**EXERCISE GOAL**
Which lines hold the word "gear"? Copy each one.

**Records from a data source**
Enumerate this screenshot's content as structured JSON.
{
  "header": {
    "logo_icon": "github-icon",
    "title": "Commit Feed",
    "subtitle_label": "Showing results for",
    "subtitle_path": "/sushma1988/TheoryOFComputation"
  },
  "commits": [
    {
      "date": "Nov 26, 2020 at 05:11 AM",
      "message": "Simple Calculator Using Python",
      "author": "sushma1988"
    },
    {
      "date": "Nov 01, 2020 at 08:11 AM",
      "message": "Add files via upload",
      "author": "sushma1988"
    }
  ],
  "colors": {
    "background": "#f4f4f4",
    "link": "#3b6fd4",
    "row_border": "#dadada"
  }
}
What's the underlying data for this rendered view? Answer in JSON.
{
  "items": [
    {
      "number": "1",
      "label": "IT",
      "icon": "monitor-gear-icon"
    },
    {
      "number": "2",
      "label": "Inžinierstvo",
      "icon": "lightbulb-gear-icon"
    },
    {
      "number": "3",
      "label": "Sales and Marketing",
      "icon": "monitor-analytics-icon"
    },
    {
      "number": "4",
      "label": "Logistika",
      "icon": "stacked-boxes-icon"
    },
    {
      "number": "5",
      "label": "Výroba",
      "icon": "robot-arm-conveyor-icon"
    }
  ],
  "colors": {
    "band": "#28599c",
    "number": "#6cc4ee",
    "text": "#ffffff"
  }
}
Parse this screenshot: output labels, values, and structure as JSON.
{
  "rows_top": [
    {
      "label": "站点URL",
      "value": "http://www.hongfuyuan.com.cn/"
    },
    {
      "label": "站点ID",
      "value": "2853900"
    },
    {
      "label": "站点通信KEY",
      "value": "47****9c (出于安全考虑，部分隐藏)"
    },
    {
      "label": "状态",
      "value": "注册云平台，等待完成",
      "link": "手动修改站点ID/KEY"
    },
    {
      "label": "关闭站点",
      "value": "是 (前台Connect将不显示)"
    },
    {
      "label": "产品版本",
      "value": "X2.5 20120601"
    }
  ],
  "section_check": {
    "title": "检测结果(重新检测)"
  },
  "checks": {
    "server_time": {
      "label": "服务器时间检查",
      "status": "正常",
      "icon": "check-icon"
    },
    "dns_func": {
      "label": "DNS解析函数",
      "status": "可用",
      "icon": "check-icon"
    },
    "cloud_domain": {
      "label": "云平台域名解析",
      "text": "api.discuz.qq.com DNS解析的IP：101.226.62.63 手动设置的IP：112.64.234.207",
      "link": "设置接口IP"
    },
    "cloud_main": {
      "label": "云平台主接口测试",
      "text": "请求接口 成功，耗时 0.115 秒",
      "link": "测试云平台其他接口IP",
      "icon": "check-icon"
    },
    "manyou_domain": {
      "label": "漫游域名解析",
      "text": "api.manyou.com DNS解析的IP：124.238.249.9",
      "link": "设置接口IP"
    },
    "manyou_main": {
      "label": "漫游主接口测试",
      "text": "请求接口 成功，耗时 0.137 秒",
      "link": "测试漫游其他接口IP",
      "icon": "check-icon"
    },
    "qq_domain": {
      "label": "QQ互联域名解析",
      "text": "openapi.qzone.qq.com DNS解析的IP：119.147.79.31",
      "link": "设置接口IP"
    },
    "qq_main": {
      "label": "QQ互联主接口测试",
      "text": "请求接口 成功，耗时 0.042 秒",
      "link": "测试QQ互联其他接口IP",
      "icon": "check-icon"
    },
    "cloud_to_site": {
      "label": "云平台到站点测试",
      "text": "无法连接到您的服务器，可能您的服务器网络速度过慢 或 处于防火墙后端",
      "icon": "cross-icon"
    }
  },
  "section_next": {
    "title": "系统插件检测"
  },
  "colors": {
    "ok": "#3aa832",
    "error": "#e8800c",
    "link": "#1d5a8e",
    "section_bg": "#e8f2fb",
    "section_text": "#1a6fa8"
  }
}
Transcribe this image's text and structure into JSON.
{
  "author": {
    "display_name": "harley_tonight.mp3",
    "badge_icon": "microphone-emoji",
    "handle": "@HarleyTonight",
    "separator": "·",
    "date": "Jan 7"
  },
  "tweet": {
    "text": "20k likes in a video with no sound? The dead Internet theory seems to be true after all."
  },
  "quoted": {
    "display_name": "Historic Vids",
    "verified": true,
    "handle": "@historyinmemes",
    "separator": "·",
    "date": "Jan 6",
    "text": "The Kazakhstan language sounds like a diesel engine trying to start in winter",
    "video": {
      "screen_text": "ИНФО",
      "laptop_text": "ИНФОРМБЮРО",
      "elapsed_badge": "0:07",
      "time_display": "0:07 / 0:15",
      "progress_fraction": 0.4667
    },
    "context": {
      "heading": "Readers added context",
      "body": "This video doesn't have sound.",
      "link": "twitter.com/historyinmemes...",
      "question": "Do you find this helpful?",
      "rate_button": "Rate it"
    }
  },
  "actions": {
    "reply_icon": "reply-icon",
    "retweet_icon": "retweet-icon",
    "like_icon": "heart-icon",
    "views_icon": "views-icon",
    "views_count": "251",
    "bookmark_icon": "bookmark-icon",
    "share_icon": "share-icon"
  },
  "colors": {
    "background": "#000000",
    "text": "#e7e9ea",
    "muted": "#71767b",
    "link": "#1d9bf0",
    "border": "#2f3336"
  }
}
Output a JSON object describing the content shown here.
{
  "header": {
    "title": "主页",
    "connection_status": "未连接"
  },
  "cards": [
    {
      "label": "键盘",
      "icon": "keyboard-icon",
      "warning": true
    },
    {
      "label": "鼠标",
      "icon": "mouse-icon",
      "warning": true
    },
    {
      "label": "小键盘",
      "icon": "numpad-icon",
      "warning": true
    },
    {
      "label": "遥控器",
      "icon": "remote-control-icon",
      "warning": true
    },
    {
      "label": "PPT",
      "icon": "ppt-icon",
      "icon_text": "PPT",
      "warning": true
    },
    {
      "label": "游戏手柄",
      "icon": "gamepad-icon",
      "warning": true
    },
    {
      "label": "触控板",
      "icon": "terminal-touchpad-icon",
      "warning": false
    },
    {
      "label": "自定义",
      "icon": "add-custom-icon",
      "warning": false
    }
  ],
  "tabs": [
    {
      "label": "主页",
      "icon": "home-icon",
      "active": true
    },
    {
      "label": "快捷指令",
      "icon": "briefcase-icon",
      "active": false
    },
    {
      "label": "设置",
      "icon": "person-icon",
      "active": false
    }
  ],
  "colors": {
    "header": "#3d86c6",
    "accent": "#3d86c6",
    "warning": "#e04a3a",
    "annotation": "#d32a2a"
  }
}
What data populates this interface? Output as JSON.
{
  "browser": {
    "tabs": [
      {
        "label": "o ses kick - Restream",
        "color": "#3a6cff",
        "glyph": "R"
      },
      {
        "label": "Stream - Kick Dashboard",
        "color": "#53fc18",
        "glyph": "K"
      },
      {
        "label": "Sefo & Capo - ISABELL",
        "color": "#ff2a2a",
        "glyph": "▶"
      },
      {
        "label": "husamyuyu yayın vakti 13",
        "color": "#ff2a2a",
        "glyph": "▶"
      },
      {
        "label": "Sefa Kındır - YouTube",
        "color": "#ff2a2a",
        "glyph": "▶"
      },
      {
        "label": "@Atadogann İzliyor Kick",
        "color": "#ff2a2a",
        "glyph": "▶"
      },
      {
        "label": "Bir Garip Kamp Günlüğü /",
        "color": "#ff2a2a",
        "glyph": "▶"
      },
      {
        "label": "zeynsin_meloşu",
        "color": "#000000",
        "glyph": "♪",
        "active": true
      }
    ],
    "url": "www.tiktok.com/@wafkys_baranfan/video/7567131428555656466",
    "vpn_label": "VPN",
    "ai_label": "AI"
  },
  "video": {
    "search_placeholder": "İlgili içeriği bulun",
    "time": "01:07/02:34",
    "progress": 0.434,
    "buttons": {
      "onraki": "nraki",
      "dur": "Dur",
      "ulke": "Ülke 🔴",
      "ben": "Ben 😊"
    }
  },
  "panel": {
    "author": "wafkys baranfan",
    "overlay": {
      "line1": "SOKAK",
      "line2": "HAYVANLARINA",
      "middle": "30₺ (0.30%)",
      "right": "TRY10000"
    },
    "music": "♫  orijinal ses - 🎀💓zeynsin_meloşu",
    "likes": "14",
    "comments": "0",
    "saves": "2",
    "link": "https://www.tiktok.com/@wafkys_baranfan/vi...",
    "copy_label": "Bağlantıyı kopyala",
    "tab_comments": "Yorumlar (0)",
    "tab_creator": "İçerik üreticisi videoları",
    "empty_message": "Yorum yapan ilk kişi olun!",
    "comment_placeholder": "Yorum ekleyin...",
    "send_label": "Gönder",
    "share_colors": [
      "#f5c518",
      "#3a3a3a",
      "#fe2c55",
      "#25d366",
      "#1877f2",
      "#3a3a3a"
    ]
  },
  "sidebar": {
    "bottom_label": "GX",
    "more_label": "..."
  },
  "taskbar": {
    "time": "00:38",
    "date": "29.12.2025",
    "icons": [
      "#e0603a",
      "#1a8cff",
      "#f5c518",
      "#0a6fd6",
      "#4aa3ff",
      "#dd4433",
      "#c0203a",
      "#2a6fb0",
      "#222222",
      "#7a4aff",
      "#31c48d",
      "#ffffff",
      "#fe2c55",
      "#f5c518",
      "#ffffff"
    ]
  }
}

**EXPECTED OUTPUT**
      "icon": "monitor-gear-icon"
      "icon": "lightbulb-gear-icon"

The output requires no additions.